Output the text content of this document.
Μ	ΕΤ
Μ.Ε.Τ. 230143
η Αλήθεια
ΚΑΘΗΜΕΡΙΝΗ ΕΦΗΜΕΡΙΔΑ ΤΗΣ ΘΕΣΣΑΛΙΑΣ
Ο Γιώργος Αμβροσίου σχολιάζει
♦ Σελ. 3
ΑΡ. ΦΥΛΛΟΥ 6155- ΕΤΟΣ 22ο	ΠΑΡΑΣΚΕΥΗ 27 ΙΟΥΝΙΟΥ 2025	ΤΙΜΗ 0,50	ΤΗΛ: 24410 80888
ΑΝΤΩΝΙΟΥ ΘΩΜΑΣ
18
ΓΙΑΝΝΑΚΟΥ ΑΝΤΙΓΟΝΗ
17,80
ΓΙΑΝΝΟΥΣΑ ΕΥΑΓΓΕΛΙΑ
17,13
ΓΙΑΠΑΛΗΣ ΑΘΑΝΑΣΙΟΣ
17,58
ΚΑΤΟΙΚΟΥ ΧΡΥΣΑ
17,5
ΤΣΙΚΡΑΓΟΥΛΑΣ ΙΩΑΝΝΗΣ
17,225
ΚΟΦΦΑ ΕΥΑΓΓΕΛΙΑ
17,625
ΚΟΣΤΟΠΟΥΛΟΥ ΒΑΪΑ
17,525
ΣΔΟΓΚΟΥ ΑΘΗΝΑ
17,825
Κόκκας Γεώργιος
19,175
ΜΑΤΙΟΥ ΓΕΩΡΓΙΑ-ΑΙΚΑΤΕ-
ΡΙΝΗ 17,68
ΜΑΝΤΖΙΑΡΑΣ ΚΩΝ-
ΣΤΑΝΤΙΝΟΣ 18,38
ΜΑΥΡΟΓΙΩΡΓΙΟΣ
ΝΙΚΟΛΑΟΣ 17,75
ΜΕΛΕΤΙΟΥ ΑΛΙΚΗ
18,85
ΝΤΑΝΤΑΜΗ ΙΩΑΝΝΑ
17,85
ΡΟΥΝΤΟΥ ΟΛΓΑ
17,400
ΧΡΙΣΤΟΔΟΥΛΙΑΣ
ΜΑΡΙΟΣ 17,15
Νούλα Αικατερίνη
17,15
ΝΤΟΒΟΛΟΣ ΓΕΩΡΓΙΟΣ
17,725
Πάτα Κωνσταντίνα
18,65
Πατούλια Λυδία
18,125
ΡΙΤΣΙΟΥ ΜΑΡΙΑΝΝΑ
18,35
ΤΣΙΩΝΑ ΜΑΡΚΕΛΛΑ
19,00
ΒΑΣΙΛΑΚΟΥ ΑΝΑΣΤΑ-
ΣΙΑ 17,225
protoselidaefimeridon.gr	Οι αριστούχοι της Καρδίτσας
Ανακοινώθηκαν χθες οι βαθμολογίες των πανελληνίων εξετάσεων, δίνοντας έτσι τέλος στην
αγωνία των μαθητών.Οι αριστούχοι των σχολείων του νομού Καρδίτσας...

• [YOUR INSTRUCTIONS]:
Copy out all the entries shown above, character for character.

• [SOLVED EXERCISE]:
Output the text content of this document.
Μ	ΕΤ
Μ.Ε.Τ. 230143
η Αλήθεια
ΚΑΘΗΜΕΡΙΝΗ ΕΦΗΜΕΡΙΔΑ ΤΗΣ ΘΕΣΣΑΛΙΑΣ
Ο Γιώργος Αμβροσίου σχολιάζει
♦ Σελ. 3
ΑΡ. ΦΥΛΛΟΥ 6155- ΕΤΟΣ 22ο	ΠΑΡΑΣΚΕΥΗ 27 ΙΟΥΝΙΟΥ 2025	ΤΙΜΗ 0,50	ΤΗΛ: 24410 80888
ΑΝΤΩΝΙΟΥ ΘΩΜΑΣ
18
ΓΙΑΝΝΑΚΟΥ ΑΝΤΙΓΟΝΗ
17,80
ΓΙΑΝΝΟΥΣΑ ΕΥΑΓΓΕΛΙΑ
17,13
ΓΙΑΠΑΛΗΣ ΑΘΑΝΑΣΙΟΣ
17,58
ΚΑΤΟΙΚΟΥ ΧΡΥΣΑ
17,5
ΤΣΙΚΡΑΓΟΥΛΑΣ ΙΩΑΝΝΗΣ
17,225
ΚΟΦΦΑ ΕΥΑΓΓΕΛΙΑ
17,625
ΚΟΣΤΟΠΟΥΛΟΥ ΒΑΪΑ
17,525
ΣΔΟΓΚΟΥ ΑΘΗΝΑ
17,825
Κόκκας Γεώργιος
19,175
ΜΑΤΙΟΥ ΓΕΩΡΓΙΑ-ΑΙΚΑΤΕ-
ΡΙΝΗ 17,68
ΜΑΝΤΖΙΑΡΑΣ ΚΩΝ-
ΣΤΑΝΤΙΝΟΣ 18,38
ΜΑΥΡΟΓΙΩΡΓΙΟΣ
ΝΙΚΟΛΑΟΣ 17,75
ΜΕΛΕΤΙΟΥ ΑΛΙΚΗ
18,85
ΝΤΑΝΤΑΜΗ ΙΩΑΝΝΑ
17,85
ΡΟΥΝΤΟΥ ΟΛΓΑ
17,400
ΧΡΙΣΤΟΔΟΥΛΙΑΣ
ΜΑΡΙΟΣ 17,15
Νούλα Αικατερίνη
17,15
ΝΤΟΒΟΛΟΣ ΓΕΩΡΓΙΟΣ
17,725
Πάτα Κωνσταντίνα
18,65
Πατούλια Λυδία
18,125
ΡΙΤΣΙΟΥ ΜΑΡΙΑΝΝΑ
18,35
ΤΣΙΩΝΑ ΜΑΡΚΕΛΛΑ
19,00
ΒΑΣΙΛΑΚΟΥ ΑΝΑΣΤΑ-
ΣΙΑ 17,225
protoselidaefimeridon.gr	Οι αριστούχοι της Καρδίτσας
Ανακοινώθηκαν χθες οι βαθμολογίες των πανελληνίων εξετάσεων, δίνοντας έτσι τέλος στην
αγωνία των μαθητών.Οι αριστούχοι των σχολείων του νομού Καρδίτσας...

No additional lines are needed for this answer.